** START EXCERPTED RECORDS **
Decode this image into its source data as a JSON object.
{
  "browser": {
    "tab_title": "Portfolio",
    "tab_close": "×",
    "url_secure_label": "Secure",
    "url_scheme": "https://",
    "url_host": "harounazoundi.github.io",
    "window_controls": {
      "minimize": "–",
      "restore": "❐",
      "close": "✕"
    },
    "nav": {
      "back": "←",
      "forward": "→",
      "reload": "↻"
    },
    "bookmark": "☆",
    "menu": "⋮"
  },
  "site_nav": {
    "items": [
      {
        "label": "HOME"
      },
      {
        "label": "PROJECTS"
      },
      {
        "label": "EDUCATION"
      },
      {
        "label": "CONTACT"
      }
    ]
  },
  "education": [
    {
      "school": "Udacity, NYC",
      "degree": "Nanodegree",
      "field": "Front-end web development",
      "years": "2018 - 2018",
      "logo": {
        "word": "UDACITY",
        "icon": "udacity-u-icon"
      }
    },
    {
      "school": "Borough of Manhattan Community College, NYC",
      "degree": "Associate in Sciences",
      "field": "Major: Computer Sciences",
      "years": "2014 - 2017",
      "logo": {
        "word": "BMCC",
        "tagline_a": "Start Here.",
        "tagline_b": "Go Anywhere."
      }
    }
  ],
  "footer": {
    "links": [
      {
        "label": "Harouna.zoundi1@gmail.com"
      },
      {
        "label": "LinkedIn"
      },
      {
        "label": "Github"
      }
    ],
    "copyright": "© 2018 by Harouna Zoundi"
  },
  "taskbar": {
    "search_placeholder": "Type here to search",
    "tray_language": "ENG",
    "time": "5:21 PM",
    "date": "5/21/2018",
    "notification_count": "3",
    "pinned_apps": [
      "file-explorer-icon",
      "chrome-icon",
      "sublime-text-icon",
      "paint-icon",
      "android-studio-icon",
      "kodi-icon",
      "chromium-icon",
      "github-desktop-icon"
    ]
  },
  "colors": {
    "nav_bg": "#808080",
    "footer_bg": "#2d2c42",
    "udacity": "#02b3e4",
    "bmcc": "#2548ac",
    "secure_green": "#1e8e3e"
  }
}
** END EXCERPTED RECORDS **
WHAT TO DO: Each line holding "degree" must be found and copied.

THE REPLY:
      "degree": "Nanodegree",
      "degree": "Associate in Sciences",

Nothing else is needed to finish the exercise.